Return every line of the records below verbatim, with no pictures in the copy.

******************************

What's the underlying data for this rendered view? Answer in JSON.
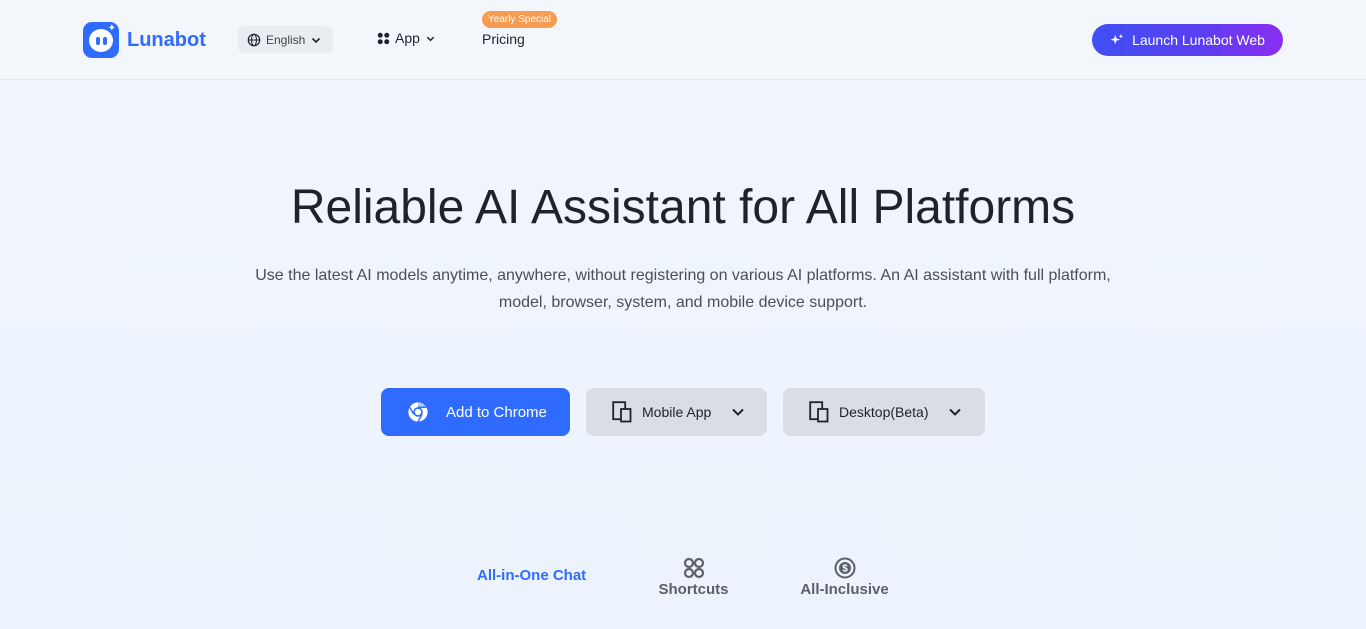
{
  "header": {
    "brand": "Lunabot",
    "language": "English",
    "nav_app": "App",
    "nav_pricing": "Pricing",
    "pricing_badge": "Yearly Special",
    "launch_button": "Launch Lunabot Web"
  },
  "hero": {
    "title": "Reliable AI Assistant for All Platforms",
    "subtitle": "Use the latest AI models anytime, anywhere, without registering on various AI platforms. An AI assistant with full platform, model, browser, system, and mobile device support."
  },
  "actions": {
    "add_to_chrome": "Add to Chrome",
    "mobile_app": "Mobile App",
    "desktop": "Desktop(Beta)"
  },
  "feature_tabs": [
    {
      "label": "All-in-One Chat",
      "active": true
    },
    {
      "label": "Shortcuts",
      "active": false,
      "icon": "grid-icon"
    },
    {
      "label": "All-Inclusive",
      "active": false,
      "icon": "dollar-icon"
    }
  ],
  "colors": {
    "brand": "#2f6bff",
    "badge": "#f79b50",
    "launch_gradient_start": "#3f4ff4",
    "launch_gradient_end": "#8a2ef0"
  }
}
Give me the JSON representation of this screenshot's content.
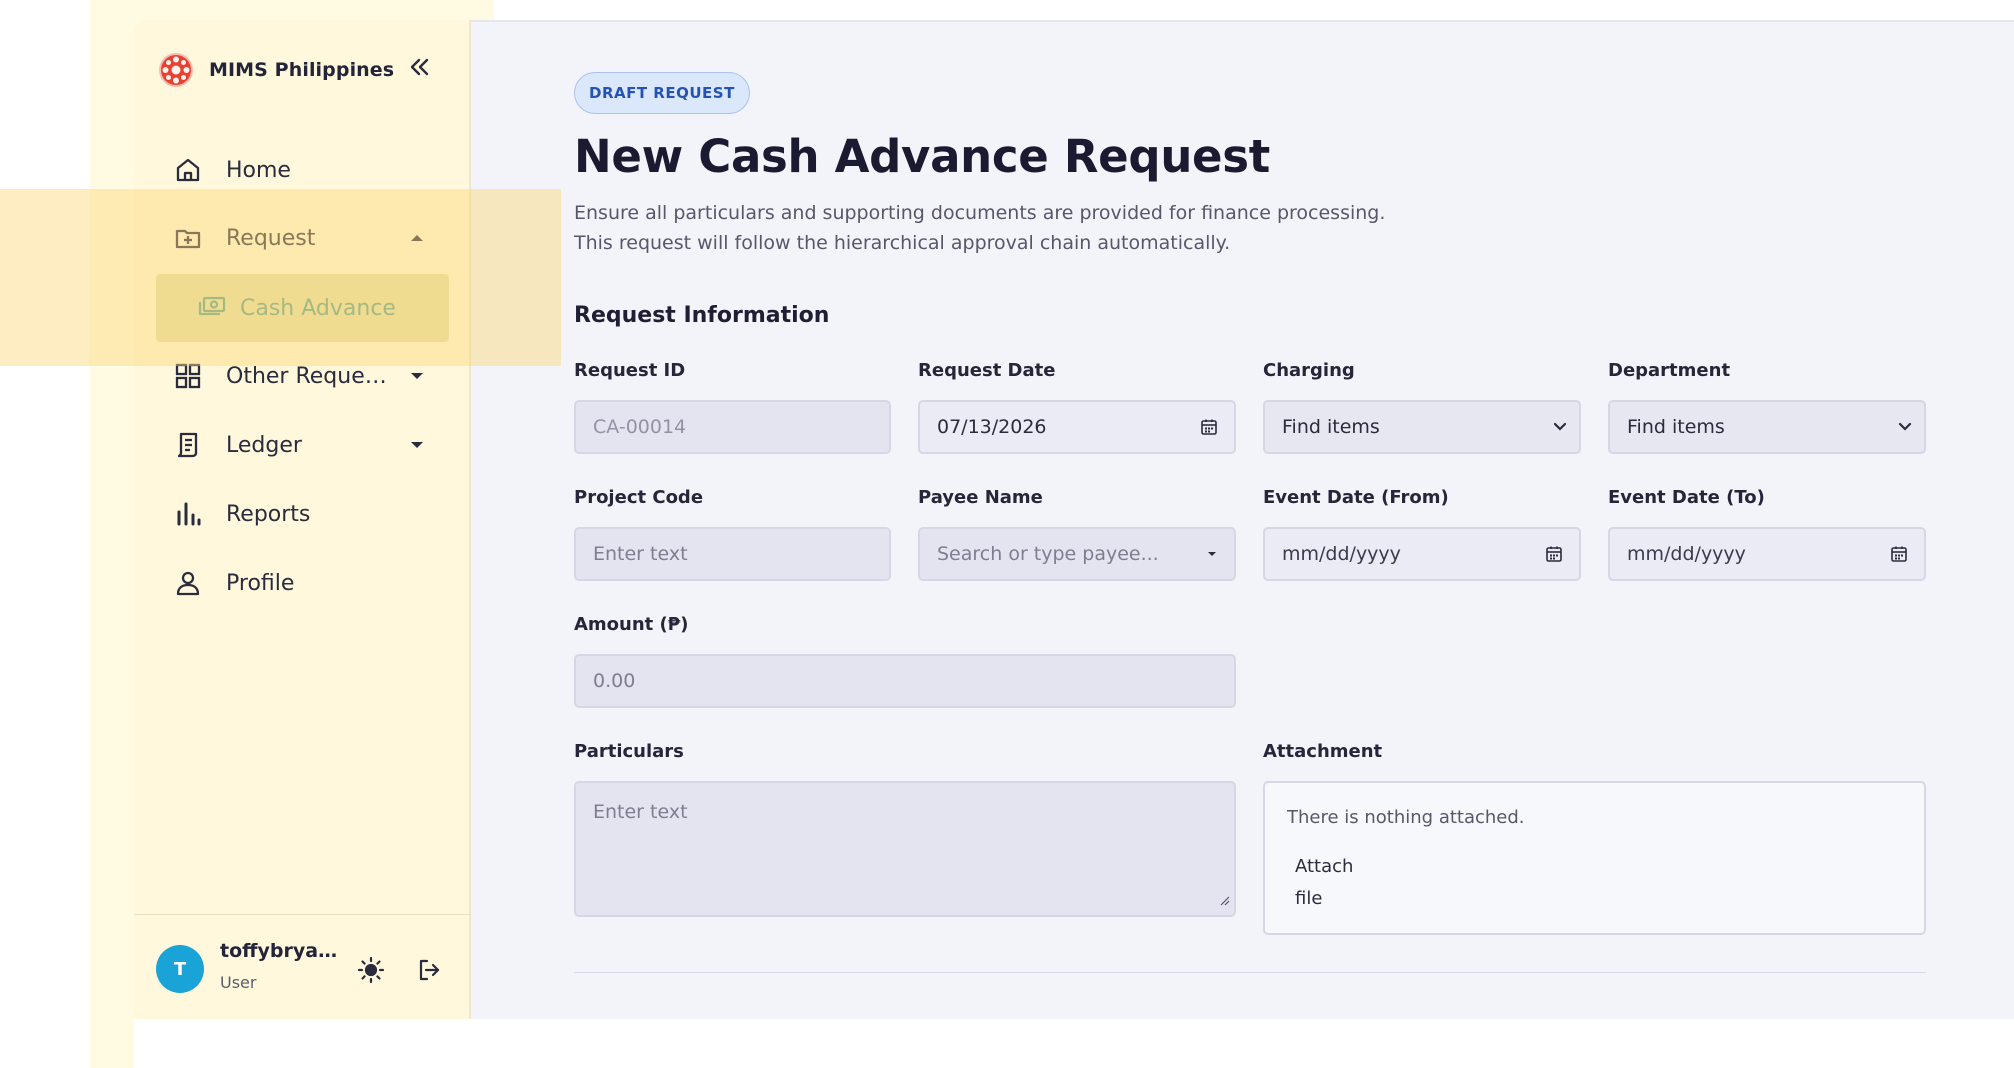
{
  "brand": {
    "name": "MIMS Philippines"
  },
  "sidebar": {
    "items": [
      {
        "label": "Home",
        "icon": "home-icon"
      },
      {
        "label": "Request",
        "icon": "folder-plus-icon",
        "expanded": true
      },
      {
        "label": "Other Requests",
        "icon": "grid-icon"
      },
      {
        "label": "Ledger",
        "icon": "receipt-icon"
      },
      {
        "label": "Reports",
        "icon": "bar-chart-icon"
      },
      {
        "label": "Profile",
        "icon": "user-icon"
      }
    ],
    "sub_item": {
      "label": "Cash Advance",
      "icon": "money-icon"
    }
  },
  "user": {
    "initial": "T",
    "name": "toffybryan...",
    "role": "User"
  },
  "page": {
    "badge": "DRAFT REQUEST",
    "title": "New Cash Advance Request",
    "desc_line1": "Ensure all particulars and supporting documents are provided for finance processing.",
    "desc_line2": "This request will follow the hierarchical approval chain automatically.",
    "section": "Request Information"
  },
  "form": {
    "request_id": {
      "label": "Request ID",
      "value": "CA-00014"
    },
    "request_date": {
      "label": "Request Date",
      "value": "07/13/2026"
    },
    "charging": {
      "label": "Charging",
      "value": "Find items"
    },
    "department": {
      "label": "Department",
      "value": "Find items"
    },
    "project_code": {
      "label": "Project Code",
      "placeholder": "Enter text"
    },
    "payee_name": {
      "label": "Payee Name",
      "placeholder": "Search or type payee..."
    },
    "event_from": {
      "label": "Event Date (From)",
      "placeholder": "mm/dd/yyyy"
    },
    "event_to": {
      "label": "Event Date (To)",
      "placeholder": "mm/dd/yyyy"
    },
    "amount": {
      "label": "Amount (₱)",
      "placeholder": "0.00"
    },
    "particulars": {
      "label": "Particulars",
      "placeholder": "Enter text"
    },
    "attachment": {
      "label": "Attachment",
      "empty_text": "There is nothing attached.",
      "button": "Attach file"
    }
  },
  "colors": {
    "sidebar_bg": "#fff8dd",
    "highlight": "#fcd678",
    "accent_green": "#5ea08d",
    "badge_blue": "#2553b3",
    "avatar": "#19a3d6"
  }
}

******************************

== TASK ANSWER ==
What's the underlying data for this rendered view? Answer in JSON.
{
  "header": {
    "brand": "Lunabot",
    "language": "English",
    "nav_app": "App",
    "nav_pricing": "Pricing",
    "pricing_badge": "Yearly Special",
    "launch_button": "Launch Lunabot Web"
  },
  "hero": {
    "title": "Reliable AI Assistant for All Platforms",
    "subtitle": "Use the latest AI models anytime, anywhere, without registering on various AI platforms. An AI assistant with full platform, model, browser, system, and mobile device support."
  },
  "actions": {
    "add_to_chrome": "Add to Chrome",
    "mobile_app": "Mobile App",
    "desktop": "Desktop(Beta)"
  },
  "feature_tabs": [
    {
      "label": "All-in-One Chat",
      "active": true
    },
    {
      "label": "Shortcuts",
      "active": false,
      "icon": "grid-icon"
    },
    {
      "label": "All-Inclusive",
      "active": false,
      "icon": "dollar-icon"
    }
  ],
  "colors": {
    "brand": "#2f6bff",
    "badge": "#f79b50",
    "launch_gradient_start": "#3f4ff4",
    "launch_gradient_end": "#8a2ef0"
  }
}
Give me the JSON representation of this screenshot's content.
{
  "brand": {
    "name": "MIMS Philippines"
  },
  "sidebar": {
    "items": [
      {
        "label": "Home",
        "icon": "home-icon"
      },
      {
        "label": "Request",
        "icon": "folder-plus-icon",
        "expanded": true
      },
      {
        "label": "Other Requests",
        "icon": "grid-icon"
      },
      {
        "label": "Ledger",
        "icon": "receipt-icon"
      },
      {
        "label": "Reports",
        "icon": "bar-chart-icon"
      },
      {
        "label": "Profile",
        "icon": "user-icon"
      }
    ],
    "sub_item": {
      "label": "Cash Advance",
      "icon": "money-icon"
    }
  },
  "user": {
    "initial": "T",
    "name": "toffybryan...",
    "role": "User"
  },
  "page": {
    "badge": "DRAFT REQUEST",
    "title": "New Cash Advance Request",
    "desc_line1": "Ensure all particulars and supporting documents are provided for finance processing.",
    "desc_line2": "This request will follow the hierarchical approval chain automatically.",
    "section": "Request Information"
  },
  "form": {
    "request_id": {
      "label": "Request ID",
      "value": "CA-00014"
    },
    "request_date": {
      "label": "Request Date",
      "value": "07/13/2026"
    },
    "charging": {
      "label": "Charging",
      "value": "Find items"
    },
    "department": {
      "label": "Department",
      "value": "Find items"
    },
    "project_code": {
      "label": "Project Code",
      "placeholder": "Enter text"
    },
    "payee_name": {
      "label": "Payee Name",
      "placeholder": "Search or type payee..."
    },
    "event_from": {
      "label": "Event Date (From)",
      "placeholder": "mm/dd/yyyy"
    },
    "event_to": {
      "label": "Event Date (To)",
      "placeholder": "mm/dd/yyyy"
    },
    "amount": {
      "label": "Amount (₱)",
      "placeholder": "0.00"
    },
    "particulars": {
      "label": "Particulars",
      "placeholder": "Enter text"
    },
    "attachment": {
      "label": "Attachment",
      "empty_text": "There is nothing attached.",
      "button": "Attach file"
    }
  },
  "colors": {
    "sidebar_bg": "#fff8dd",
    "highlight": "#fcd678",
    "accent_green": "#5ea08d",
    "badge_blue": "#2553b3",
    "avatar": "#19a3d6"
  }
}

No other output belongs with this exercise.